* [TO DO]:
Turn every line of the records into a Markdown table with two columns, Row and Line, numbering the rows in order and skipping blank lines. Leave the pictures out of the table.

* [Element box annotations]:
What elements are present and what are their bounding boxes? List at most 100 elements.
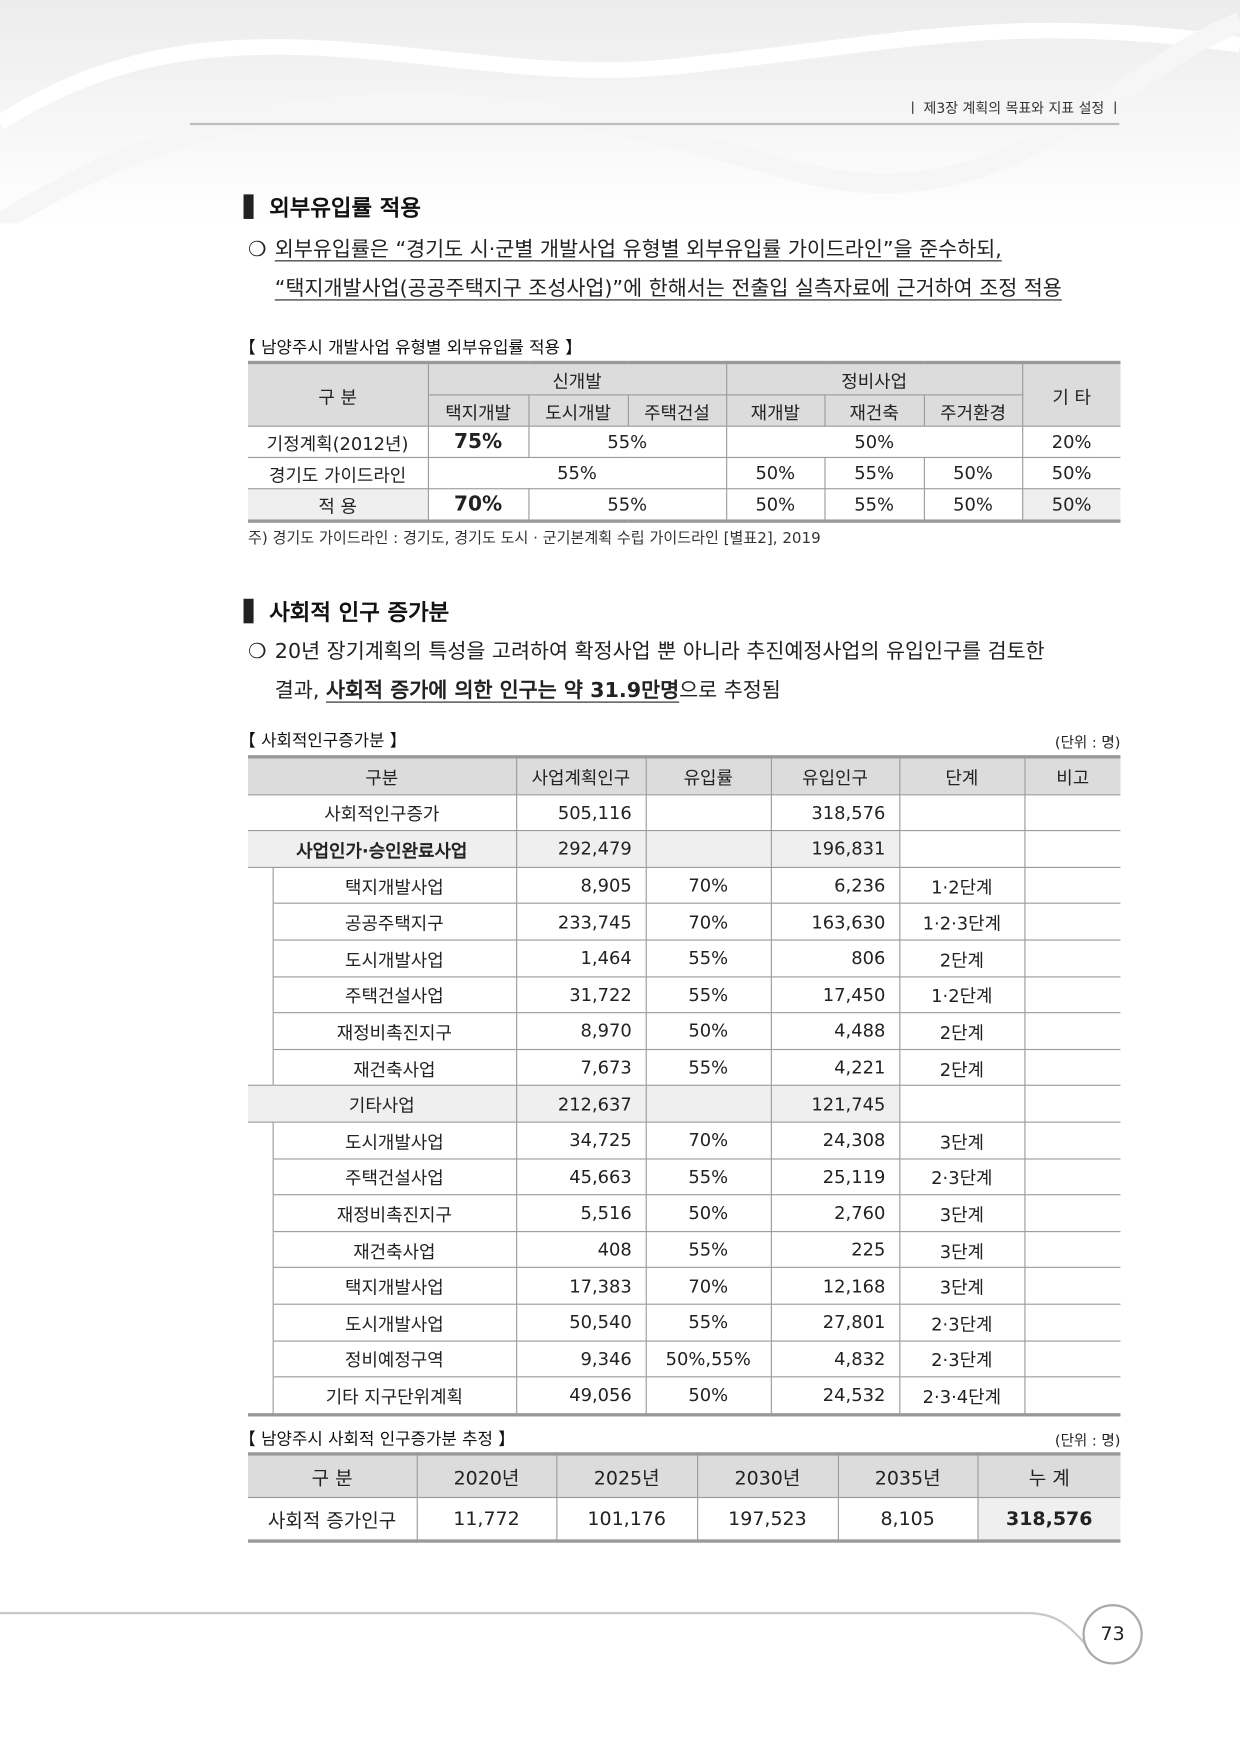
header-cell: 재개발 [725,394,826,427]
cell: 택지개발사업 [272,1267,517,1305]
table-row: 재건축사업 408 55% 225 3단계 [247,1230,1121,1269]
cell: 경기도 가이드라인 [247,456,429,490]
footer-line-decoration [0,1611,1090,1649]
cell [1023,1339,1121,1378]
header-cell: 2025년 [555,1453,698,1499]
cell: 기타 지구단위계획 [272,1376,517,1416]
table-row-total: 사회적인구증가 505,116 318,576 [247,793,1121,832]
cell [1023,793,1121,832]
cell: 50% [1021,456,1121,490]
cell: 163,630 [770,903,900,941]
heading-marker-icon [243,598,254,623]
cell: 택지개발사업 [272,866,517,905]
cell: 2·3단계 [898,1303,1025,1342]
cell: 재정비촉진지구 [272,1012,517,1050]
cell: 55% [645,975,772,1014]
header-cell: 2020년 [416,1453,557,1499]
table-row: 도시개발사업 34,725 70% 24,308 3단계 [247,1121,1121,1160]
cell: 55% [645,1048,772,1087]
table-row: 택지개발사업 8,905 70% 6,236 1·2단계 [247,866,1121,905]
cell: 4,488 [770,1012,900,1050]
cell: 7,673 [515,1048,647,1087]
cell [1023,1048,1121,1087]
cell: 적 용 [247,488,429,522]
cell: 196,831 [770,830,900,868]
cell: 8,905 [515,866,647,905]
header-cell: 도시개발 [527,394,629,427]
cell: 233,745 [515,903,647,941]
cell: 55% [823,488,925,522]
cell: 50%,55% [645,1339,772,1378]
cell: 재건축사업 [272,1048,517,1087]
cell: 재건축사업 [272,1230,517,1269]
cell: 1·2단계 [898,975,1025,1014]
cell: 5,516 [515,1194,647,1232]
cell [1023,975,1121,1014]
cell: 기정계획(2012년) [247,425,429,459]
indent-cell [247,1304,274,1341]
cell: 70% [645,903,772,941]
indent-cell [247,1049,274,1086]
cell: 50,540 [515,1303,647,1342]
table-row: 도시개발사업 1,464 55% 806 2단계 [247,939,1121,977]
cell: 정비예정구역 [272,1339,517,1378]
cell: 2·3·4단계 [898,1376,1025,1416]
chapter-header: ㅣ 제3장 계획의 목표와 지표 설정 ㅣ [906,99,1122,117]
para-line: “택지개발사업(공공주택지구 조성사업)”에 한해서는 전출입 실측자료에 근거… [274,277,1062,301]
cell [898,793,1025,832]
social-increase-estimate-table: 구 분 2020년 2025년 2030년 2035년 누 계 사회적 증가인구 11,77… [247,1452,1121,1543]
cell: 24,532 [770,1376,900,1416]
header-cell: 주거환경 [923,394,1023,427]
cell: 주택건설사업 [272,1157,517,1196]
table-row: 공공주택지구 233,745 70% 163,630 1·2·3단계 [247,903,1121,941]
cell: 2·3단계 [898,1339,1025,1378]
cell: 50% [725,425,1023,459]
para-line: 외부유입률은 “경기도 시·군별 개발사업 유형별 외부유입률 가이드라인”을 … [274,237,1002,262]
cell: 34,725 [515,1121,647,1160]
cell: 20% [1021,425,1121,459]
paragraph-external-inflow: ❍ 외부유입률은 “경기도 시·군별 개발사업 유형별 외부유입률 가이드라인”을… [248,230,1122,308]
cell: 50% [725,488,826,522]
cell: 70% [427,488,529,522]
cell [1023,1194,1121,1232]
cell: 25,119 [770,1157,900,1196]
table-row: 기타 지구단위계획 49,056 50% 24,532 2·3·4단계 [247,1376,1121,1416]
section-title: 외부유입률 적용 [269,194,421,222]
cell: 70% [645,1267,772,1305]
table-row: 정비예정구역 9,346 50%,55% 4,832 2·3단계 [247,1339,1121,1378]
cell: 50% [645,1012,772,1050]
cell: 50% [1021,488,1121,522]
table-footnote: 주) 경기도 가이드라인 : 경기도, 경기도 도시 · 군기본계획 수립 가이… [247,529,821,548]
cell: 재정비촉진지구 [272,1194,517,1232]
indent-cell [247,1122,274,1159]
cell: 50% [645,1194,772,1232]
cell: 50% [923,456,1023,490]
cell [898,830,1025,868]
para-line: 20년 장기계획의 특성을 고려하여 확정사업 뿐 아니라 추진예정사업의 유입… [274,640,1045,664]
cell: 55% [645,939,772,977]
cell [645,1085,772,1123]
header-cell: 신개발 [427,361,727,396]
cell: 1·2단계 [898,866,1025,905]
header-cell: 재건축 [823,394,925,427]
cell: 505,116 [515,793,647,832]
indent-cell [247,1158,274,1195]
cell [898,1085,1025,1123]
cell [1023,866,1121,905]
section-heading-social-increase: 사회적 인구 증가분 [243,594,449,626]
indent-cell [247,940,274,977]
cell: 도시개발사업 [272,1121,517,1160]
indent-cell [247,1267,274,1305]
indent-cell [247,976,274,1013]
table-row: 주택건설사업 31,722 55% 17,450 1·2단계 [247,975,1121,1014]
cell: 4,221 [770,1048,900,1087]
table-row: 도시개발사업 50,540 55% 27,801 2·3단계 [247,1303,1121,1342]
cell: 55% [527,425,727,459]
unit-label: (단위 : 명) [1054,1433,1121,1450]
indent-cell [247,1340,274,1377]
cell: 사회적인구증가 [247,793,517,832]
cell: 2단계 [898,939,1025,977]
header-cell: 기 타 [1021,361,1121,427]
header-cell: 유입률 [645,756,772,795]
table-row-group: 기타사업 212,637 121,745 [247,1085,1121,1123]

* [EXPECTED OUTPUT]:
| Row | Line |
|---|---|
| 1 | What elements are present and what are their bounding boxes? List at most 100 elements. |
| 2 | header-cell: 재개발 [725,394,826,427] |
| 3 | cell: 택지개발사업 [272,1267,517,1305] |
| 4 | table-row: 재건축사업 408 55% 225 3단계 [247,1230,1121,1269] |
| 5 | cell: 경기도 가이드라인 [247,456,429,490] |
| 6 | footer-line-decoration [0,1611,1090,1649] |
| 7 | cell [1023,1339,1121,1378] |
| 8 | header-cell: 2025년 [555,1453,698,1499] |
| 9 | cell: 기타 지구단위계획 [272,1376,517,1416] |
| 10 | table-row-total: 사회적인구증가 505,116 318,576 [247,793,1121,832] |
| 11 | cell [1023,793,1121,832] |
| 12 | cell: 50% [1021,456,1121,490] |
| 13 | cell: 163,630 [770,903,900,941] |
| 14 | heading-marker-icon [243,598,254,623] |
| 15 | cell: 택지개발사업 [272,866,517,905] |
| 16 | cell: 2·3단계 [898,1303,1025,1342] |
| 17 | cell: 재정비촉진지구 [272,1012,517,1050] |
| 18 | cell: 55% [645,975,772,1014] |
| 19 | header-cell: 2020년 [416,1453,557,1499] |
| 20 | table-row: 도시개발사업 34,725 70% 24,308 3단계 [247,1121,1121,1160] |
| 21 | cell: 55% [645,1048,772,1087] |
| 22 | table-row: 택지개발사업 8,905 70% 6,236 1·2단계 [247,866,1121,905] |
| 23 | cell: 4,488 [770,1012,900,1050] |
| 24 | cell: 7,673 [515,1048,647,1087] |
| 25 | cell [1023,1048,1121,1087] |
| 26 | cell: 적 용 [247,488,429,522] |
| 27 | cell: 196,831 [770,830,900,868] |
| 28 | cell: 8,905 [515,866,647,905] |
| 29 | header-cell: 도시개발 [527,394,629,427] |
| 30 | cell: 233,745 [515,903,647,941] |
| 31 | cell: 55% [823,488,925,522] |
| 32 | cell: 50%,55% [645,1339,772,1378] |
| 33 | cell: 재건축사업 [272,1048,517,1087] |
| 34 | cell: 재건축사업 [272,1230,517,1269] |
| 35 | cell: 1·2단계 [898,975,1025,1014] |
| 36 | cell: 5,516 [515,1194,647,1232] |
| 37 | cell [1023,975,1121,1014] |
| 38 | cell: 기정계획(2012년) [247,425,429,459] |
| 39 | indent-cell [247,1304,274,1341] |
| 40 | cell: 70% [645,903,772,941] |
| 41 | indent-cell [247,1049,274,1086] |
| 42 | cell: 50,540 [515,1303,647,1342] |
| 43 | table-row: 도시개발사업 1,464 55% 806 2단계 [247,939,1121,977] |
| 44 | cell: 정비예정구역 [272,1339,517,1378] |
| 45 | cell: 2·3·4단계 [898,1376,1025,1416] |
| 46 | chapter-header: ㅣ 제3장 계획의 목표와 지표 설정 ㅣ [906,99,1122,117] |
| 47 | para-line: “택지개발사업(공공주택지구 조성사업)”에 한해서는 전출입 실측자료에 근거… [274,277,1062,301] |
| 48 | cell [898,793,1025,832] |
| 49 | social-increase-estimate-table: 구 분 2020년 2025년 2030년 2035년 누 계 사회적 증가인구 11,77… [247,1452,1121,1543] |
| 50 | cell: 24,532 [770,1376,900,1416] |
| 51 | header-cell: 주거환경 [923,394,1023,427] |
| 52 | cell: 주택건설사업 [272,1157,517,1196] |
| 53 | table-row: 공공주택지구 233,745 70% 163,630 1·2·3단계 [247,903,1121,941] |
| 54 | cell: 2·3단계 [898,1339,1025,1378] |
| 55 | cell: 50% [725,425,1023,459] |
| 56 | para-line: 외부유입률은 “경기도 시·군별 개발사업 유형별 외부유입률 가이드라인”을 … [274,237,1002,262] |
| 57 | cell: 34,725 [515,1121,647,1160] |
| 58 | cell: 20% [1021,425,1121,459] |
| 59 | paragraph-external-inflow: ❍ 외부유입률은 “경기도 시·군별 개발사업 유형별 외부유입률 가이드라인”을… [248,230,1122,308] |
| 60 | cell: 50% [725,488,826,522] |
| 61 | cell: 70% [427,488,529,522] |
| 62 | cell [1023,1194,1121,1232] |
| 63 | cell: 25,119 [770,1157,900,1196] |
| 64 | table-row: 기타 지구단위계획 49,056 50% 24,532 2·3·4단계 [247,1376,1121,1416] |
| 65 | section-title: 외부유입률 적용 [269,194,421,222] |
| 66 | cell: 70% [645,1267,772,1305] |
| 67 | table-row: 정비예정구역 9,346 50%,55% 4,832 2·3단계 [247,1339,1121,1378] |
| 68 | cell: 50% [645,1012,772,1050] |
| 69 | cell: 50% [1021,488,1121,522] |
| 70 | table-footnote: 주) 경기도 가이드라인 : 경기도, 경기도 도시 · 군기본계획 수립 가이… [247,529,821,548] |
| 71 | cell: 재정비촉진지구 [272,1194,517,1232] |
| 72 | indent-cell [247,1122,274,1159] |
| 73 | cell: 50% [645,1194,772,1232] |
| 74 | cell: 50% [923,456,1023,490] |
| 75 | cell [898,830,1025,868] |
| 76 | para-line: 20년 장기계획의 특성을 고려하여 확정사업 뿐 아니라 추진예정사업의 유입… [274,640,1045,664] |
| 77 | cell: 55% [645,939,772,977] |
| 78 | cell [645,1085,772,1123] |
| 79 | header-cell: 신개발 [427,361,727,396] |
| 80 | cell: 1·2단계 [898,866,1025,905] |
| 81 | header-cell: 재건축 [823,394,925,427] |
| 82 | cell: 505,116 [515,793,647,832] |
| 83 | indent-cell [247,1158,274,1195] |
| 84 | cell [898,1085,1025,1123] |
| 85 | cell [1023,866,1121,905] |
| 86 | section-heading-social-increase: 사회적 인구 증가분 [243,594,449,626] |
| 87 | indent-cell [247,940,274,977] |
| 88 | cell: 도시개발사업 [272,1121,517,1160] |
| 89 | indent-cell [247,1267,274,1305] |
| 90 | indent-cell [247,976,274,1013] |
| 91 | table-row: 주택건설사업 31,722 55% 17,450 1·2단계 [247,975,1121,1014] |
| 92 | cell: 4,221 [770,1048,900,1087] |
| 93 | table-row: 도시개발사업 50,540 55% 27,801 2·3단계 [247,1303,1121,1342] |
| 94 | cell: 55% [527,425,727,459] |
| 95 | unit-label: (단위 : 명) [1054,1433,1121,1450] |
| 96 | indent-cell [247,1340,274,1377] |
| 97 | cell: 사회적인구증가 [247,793,517,832] |
| 98 | cell: 2단계 [898,939,1025,977] |
| 99 | header-cell: 기 타 [1021,361,1121,427] |
| 100 | header-cell: 유입률 [645,756,772,795] |
| 101 | table-row-group: 기타사업 212,637 121,745 [247,1085,1121,1123] |